▶ _Data shown_

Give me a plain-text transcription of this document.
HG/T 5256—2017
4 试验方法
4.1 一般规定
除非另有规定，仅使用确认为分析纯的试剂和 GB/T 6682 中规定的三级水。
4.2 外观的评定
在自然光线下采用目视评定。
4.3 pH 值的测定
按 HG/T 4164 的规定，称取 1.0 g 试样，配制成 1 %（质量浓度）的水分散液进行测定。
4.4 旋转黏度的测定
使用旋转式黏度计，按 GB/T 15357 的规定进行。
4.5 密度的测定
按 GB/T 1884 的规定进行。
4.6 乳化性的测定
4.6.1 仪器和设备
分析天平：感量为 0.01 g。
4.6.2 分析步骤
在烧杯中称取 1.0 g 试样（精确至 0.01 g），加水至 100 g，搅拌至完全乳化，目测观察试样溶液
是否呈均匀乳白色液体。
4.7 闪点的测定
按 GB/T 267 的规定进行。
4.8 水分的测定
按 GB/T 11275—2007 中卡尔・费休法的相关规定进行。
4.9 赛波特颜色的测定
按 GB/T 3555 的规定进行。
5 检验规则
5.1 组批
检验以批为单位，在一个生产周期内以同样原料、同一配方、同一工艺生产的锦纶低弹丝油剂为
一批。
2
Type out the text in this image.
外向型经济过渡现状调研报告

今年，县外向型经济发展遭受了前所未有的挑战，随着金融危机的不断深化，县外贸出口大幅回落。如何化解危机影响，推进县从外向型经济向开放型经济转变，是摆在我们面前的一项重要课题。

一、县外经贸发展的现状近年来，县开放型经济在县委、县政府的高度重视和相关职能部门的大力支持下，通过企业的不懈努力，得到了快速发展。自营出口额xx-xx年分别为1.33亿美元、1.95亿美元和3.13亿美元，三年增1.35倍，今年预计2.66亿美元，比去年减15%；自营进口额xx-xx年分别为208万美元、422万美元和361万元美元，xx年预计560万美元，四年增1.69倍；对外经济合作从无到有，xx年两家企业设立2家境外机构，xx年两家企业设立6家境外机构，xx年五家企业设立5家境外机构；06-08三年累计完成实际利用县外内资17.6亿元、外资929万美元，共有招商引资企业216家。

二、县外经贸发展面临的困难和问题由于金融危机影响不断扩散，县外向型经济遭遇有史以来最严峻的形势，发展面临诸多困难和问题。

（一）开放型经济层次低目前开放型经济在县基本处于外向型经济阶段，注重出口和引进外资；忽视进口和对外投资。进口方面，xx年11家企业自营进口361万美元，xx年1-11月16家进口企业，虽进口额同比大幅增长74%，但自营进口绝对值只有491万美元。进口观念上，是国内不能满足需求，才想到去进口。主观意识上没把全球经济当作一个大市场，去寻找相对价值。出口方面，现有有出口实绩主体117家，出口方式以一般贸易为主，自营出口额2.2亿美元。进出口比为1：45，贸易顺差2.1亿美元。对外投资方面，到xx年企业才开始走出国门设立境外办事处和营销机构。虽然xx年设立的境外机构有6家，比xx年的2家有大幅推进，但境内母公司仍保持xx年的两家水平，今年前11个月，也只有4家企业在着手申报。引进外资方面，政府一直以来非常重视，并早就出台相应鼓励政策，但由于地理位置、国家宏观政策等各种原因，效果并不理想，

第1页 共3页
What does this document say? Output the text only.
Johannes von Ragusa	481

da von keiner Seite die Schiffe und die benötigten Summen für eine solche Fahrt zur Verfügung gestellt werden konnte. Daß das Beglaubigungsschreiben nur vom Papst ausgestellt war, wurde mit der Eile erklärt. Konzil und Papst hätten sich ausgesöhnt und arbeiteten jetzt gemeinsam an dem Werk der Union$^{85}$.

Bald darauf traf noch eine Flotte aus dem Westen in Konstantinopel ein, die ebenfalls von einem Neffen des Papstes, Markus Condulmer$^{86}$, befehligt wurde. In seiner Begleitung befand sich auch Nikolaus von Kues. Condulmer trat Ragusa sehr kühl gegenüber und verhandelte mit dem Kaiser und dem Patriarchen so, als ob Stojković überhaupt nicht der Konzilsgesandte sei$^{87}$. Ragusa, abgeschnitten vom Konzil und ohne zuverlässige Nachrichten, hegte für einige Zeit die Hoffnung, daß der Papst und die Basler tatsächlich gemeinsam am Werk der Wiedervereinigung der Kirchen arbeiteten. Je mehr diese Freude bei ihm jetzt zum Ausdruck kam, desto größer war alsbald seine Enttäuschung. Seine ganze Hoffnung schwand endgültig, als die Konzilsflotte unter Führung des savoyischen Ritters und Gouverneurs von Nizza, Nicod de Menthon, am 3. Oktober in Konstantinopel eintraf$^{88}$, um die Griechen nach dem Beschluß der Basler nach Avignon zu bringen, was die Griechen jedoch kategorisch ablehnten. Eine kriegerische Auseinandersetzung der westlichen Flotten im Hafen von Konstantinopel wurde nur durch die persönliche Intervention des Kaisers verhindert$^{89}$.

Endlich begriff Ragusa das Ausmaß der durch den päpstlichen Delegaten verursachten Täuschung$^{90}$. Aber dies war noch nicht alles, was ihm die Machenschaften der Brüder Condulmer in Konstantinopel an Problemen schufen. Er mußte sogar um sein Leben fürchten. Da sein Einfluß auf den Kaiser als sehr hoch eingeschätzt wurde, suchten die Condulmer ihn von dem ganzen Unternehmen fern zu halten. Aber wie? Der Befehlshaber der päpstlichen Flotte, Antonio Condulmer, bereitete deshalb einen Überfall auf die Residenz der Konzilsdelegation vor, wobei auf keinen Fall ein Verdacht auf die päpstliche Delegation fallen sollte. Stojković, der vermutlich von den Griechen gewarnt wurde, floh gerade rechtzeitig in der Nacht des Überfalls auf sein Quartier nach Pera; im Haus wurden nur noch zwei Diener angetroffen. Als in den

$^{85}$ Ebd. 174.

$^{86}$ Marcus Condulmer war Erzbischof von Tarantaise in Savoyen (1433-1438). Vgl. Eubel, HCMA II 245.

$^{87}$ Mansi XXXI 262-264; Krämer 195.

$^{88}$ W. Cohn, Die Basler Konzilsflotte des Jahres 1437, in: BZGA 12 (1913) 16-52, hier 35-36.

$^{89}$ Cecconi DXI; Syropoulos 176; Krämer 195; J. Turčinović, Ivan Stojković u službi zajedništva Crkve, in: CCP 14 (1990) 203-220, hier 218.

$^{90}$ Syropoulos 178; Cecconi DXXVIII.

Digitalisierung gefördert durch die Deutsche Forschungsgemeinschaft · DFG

▶ _Description of the task_
Each line of the data that includes the word "hier" counts once; report the total and nothing more.

▶ _Exercise answer_
2